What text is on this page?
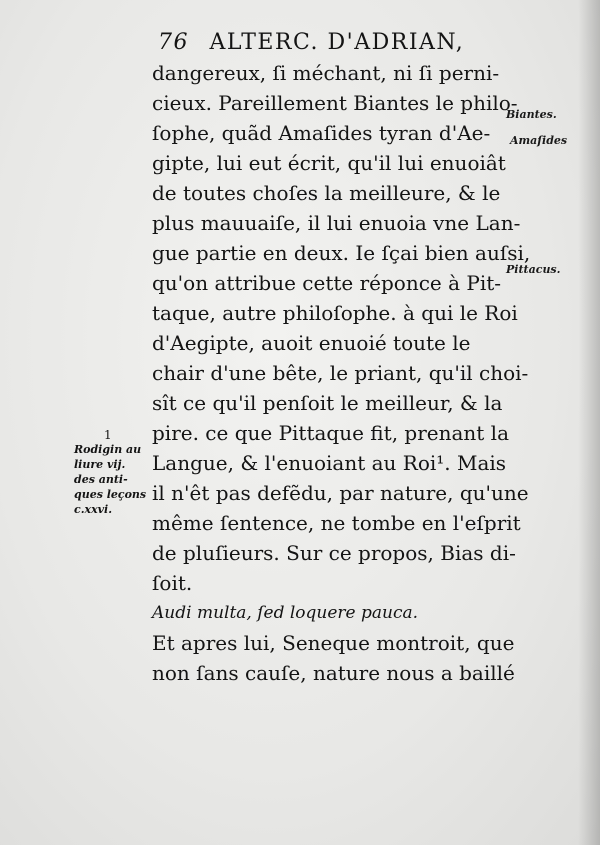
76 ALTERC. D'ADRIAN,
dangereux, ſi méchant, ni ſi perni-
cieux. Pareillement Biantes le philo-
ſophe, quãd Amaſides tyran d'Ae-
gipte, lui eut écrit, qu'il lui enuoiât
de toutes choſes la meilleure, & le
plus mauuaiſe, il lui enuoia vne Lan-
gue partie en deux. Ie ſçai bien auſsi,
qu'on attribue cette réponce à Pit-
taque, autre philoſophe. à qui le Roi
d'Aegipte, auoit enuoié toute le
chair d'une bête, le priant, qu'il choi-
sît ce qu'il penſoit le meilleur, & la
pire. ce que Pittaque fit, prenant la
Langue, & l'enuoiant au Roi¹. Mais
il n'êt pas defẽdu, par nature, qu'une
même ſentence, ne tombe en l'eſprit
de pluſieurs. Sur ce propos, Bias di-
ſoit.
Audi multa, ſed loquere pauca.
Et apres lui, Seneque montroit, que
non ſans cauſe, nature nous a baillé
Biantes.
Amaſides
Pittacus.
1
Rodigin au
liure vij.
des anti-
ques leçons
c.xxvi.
------------------------------------------------
## Requirement
Nothing in the entries should change as you copy them, except that the pictures are left out.

## Solution for this task
What text is on this page?
76 ALTERC. D'ADRIAN,
dangereux, ſi méchant, ni ſi perni-
cieux. Pareillement Biantes le philo-
ſophe, quãd Amaſides tyran d'Ae-
gipte, lui eut écrit, qu'il lui enuoiât
de toutes choſes la meilleure, & le
plus mauuaiſe, il lui enuoia vne Lan-
gue partie en deux. Ie ſçai bien auſsi,
qu'on attribue cette réponce à Pit-
taque, autre philoſophe. à qui le Roi
d'Aegipte, auoit enuoié toute le
chair d'une bête, le priant, qu'il choi-
sît ce qu'il penſoit le meilleur, & la
pire. ce que Pittaque fit, prenant la
Langue, & l'enuoiant au Roi¹. Mais
il n'êt pas defẽdu, par nature, qu'une
même ſentence, ne tombe en l'eſprit
de pluſieurs. Sur ce propos, Bias di-
ſoit.
Audi multa, ſed loquere pauca.
Et apres lui, Seneque montroit, que
non ſans cauſe, nature nous a baillé
Biantes.
Amaſides
Pittacus.
1
Rodigin au
liure vij.
des anti-
ques leçons
c.xxvi.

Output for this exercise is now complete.